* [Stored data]
— Start —
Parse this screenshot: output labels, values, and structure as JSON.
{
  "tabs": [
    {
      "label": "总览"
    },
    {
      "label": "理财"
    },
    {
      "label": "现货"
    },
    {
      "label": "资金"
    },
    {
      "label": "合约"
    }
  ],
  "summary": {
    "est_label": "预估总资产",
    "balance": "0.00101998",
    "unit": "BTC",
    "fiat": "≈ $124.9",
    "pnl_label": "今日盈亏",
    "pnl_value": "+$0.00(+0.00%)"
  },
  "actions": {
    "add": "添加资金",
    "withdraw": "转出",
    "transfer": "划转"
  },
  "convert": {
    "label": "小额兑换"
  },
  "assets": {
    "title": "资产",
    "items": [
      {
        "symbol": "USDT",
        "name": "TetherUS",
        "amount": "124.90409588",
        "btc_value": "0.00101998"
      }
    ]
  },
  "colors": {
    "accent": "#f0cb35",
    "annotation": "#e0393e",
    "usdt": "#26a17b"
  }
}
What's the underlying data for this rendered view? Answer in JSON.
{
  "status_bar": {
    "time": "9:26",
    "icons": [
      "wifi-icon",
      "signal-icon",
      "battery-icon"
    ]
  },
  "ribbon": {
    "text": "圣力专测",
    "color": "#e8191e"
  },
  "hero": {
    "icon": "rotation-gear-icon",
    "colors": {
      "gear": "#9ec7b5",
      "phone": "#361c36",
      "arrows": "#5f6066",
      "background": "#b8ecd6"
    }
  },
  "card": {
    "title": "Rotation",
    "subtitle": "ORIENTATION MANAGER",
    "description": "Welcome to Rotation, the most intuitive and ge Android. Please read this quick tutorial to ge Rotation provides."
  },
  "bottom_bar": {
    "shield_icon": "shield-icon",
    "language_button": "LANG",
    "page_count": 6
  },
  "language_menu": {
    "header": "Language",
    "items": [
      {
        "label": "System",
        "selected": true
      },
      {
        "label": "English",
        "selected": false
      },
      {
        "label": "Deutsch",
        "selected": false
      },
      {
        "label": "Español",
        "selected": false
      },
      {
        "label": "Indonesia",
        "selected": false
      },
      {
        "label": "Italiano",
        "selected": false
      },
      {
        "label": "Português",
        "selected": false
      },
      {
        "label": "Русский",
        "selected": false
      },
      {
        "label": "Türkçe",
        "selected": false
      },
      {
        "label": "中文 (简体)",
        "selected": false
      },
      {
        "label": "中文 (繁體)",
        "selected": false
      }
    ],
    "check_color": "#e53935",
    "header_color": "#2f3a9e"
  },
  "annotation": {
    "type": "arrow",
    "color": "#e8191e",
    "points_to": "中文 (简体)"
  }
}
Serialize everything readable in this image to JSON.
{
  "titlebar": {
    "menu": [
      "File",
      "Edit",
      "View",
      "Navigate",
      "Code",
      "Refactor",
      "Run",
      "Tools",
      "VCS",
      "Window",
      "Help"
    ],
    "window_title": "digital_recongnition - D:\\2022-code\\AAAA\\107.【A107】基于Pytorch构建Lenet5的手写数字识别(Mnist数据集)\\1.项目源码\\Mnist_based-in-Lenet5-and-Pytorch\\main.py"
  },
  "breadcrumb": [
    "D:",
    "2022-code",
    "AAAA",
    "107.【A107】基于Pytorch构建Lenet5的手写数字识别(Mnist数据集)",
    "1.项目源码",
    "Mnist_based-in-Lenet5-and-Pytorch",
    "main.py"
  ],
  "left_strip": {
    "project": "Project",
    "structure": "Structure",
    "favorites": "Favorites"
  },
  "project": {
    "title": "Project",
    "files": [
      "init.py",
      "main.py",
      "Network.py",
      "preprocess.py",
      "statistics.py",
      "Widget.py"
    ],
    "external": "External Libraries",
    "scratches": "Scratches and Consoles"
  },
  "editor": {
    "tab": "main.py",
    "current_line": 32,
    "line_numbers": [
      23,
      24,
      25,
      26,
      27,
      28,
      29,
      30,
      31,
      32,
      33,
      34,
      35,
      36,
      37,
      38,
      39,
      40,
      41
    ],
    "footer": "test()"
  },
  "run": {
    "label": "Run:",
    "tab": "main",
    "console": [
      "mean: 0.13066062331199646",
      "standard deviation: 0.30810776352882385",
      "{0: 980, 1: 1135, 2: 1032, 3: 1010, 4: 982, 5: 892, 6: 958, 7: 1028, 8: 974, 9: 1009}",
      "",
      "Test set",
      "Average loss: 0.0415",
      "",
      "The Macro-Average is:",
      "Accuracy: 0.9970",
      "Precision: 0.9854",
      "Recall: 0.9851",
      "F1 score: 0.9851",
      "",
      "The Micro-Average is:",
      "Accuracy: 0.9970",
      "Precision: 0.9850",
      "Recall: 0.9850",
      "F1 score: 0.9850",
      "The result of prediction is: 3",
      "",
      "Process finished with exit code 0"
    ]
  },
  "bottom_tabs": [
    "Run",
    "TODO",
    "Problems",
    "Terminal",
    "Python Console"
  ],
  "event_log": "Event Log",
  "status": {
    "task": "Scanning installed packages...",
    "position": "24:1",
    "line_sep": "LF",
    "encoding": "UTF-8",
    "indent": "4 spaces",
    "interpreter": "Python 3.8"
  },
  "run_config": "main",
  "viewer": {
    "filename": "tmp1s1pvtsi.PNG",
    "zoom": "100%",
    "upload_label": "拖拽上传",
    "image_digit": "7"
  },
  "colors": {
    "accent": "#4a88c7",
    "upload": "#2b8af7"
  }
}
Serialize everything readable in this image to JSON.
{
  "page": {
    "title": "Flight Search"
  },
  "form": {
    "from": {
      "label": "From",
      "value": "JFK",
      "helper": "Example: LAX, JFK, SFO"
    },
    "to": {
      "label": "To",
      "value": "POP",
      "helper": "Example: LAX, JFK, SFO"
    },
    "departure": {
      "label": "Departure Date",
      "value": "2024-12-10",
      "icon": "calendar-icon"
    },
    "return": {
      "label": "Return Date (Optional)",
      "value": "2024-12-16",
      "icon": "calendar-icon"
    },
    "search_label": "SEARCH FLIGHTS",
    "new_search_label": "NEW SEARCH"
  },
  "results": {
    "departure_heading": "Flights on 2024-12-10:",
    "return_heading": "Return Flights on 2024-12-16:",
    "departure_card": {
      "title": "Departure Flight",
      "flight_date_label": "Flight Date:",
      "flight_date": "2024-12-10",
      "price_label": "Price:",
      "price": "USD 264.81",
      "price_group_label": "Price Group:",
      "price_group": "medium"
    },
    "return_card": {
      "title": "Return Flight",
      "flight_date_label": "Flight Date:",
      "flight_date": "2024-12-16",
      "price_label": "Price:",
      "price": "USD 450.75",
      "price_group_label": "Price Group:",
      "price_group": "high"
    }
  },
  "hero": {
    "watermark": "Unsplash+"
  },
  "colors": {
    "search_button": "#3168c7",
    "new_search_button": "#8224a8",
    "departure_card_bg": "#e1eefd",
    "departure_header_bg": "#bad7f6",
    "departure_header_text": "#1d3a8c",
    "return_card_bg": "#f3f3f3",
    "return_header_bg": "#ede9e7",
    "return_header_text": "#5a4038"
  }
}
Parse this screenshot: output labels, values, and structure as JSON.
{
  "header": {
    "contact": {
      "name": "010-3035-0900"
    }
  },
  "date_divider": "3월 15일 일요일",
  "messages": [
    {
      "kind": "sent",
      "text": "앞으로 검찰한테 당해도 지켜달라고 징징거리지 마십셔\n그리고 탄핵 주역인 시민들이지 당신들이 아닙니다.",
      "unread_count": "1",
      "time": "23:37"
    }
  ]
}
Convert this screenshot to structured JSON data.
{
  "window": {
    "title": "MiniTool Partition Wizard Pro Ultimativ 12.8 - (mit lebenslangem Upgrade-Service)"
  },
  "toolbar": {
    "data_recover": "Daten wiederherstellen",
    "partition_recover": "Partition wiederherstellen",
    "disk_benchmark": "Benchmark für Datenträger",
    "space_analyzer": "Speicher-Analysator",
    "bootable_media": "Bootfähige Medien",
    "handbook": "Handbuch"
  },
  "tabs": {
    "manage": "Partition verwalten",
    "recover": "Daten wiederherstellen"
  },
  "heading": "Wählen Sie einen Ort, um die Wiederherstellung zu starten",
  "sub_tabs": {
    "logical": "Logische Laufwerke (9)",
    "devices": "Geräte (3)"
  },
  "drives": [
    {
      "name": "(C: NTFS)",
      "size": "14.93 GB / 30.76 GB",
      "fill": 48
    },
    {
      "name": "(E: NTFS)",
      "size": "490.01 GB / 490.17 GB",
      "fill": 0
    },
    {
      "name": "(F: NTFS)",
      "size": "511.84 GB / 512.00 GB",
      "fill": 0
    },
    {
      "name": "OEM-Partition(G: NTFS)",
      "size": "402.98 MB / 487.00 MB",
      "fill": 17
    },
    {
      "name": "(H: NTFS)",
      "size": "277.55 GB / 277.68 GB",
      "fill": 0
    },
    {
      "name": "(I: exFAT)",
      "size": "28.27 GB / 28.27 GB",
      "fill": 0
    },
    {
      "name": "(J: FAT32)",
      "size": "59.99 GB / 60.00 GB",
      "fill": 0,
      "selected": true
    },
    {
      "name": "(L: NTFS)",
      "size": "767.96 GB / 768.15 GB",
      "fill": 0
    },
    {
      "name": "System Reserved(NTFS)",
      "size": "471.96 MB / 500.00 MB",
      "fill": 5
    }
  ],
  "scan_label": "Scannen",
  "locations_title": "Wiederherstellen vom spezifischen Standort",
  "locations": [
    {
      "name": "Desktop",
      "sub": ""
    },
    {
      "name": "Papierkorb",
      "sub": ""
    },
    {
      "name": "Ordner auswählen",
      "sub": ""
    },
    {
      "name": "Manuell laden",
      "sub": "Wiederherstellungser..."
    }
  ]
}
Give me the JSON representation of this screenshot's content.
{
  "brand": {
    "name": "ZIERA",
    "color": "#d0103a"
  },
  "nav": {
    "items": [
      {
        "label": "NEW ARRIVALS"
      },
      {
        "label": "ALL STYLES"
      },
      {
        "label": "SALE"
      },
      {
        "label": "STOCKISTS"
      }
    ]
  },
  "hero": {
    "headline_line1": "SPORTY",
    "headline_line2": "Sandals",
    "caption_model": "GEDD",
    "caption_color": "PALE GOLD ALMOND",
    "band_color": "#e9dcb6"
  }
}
— End —
* [Stated goal] Reproduce the lines word for word, starting at the one holding "Give me the" and ending at the final line of the material above.

* [Reply to the exercise]
Give me the JSON representation of this screenshot's content.
{
  "brand": {
    "name": "ZIERA",
    "color": "#d0103a"
  },
  "nav": {
    "items": [
      {
        "label": "NEW ARRIVALS"
      },
      {
        "label": "ALL STYLES"
      },
      {
        "label": "SALE"
      },
      {
        "label": "STOCKISTS"
      }
    ]
  },
  "hero": {
    "headline_line1": "SPORTY",
    "headline_line2": "Sandals",
    "caption_model": "GEDD",
    "caption_color": "PALE GOLD ALMOND",
    "band_color": "#e9dcb6"
  }
}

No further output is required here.